(Dataset items)
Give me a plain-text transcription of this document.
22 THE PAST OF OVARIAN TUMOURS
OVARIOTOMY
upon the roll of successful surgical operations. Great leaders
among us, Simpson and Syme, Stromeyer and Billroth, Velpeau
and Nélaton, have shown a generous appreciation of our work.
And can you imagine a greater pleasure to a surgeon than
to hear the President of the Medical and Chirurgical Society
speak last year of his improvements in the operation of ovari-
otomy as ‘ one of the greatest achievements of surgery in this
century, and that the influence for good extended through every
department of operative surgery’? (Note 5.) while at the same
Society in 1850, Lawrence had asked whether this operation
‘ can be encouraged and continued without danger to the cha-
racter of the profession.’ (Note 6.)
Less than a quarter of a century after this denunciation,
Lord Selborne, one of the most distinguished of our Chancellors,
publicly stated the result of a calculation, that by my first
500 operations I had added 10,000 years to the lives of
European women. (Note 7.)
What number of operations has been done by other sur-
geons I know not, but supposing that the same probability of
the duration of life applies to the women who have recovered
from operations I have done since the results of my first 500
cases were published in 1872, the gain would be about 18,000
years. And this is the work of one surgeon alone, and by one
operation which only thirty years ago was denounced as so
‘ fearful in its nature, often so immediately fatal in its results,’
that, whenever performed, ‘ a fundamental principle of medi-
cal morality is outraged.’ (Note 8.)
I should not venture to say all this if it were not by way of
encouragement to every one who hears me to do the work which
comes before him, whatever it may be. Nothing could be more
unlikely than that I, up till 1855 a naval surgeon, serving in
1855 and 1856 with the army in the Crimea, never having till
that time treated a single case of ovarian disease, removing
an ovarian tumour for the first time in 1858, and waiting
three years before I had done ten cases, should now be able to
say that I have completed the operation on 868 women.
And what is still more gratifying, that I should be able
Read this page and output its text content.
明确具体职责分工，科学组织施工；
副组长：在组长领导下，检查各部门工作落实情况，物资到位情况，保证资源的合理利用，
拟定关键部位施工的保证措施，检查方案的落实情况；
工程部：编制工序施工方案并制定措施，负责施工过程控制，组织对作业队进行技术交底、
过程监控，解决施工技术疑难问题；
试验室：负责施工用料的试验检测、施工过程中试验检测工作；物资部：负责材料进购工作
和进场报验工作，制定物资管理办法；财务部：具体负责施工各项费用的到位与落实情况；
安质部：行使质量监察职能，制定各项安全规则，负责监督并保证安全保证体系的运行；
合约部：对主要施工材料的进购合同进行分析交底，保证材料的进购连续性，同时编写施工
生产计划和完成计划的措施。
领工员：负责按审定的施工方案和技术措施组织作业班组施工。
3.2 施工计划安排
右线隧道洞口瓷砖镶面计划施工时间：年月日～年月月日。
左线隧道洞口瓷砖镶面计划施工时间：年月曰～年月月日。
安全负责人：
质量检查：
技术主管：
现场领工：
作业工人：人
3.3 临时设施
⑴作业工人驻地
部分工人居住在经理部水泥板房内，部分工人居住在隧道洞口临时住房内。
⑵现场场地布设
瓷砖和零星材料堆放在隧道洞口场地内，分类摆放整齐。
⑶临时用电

[TO DO] Copy all lines above containing the string "every".

[REPLY]
century, and that the influence for good extended through every
encouragement to every one who hears me to do the work which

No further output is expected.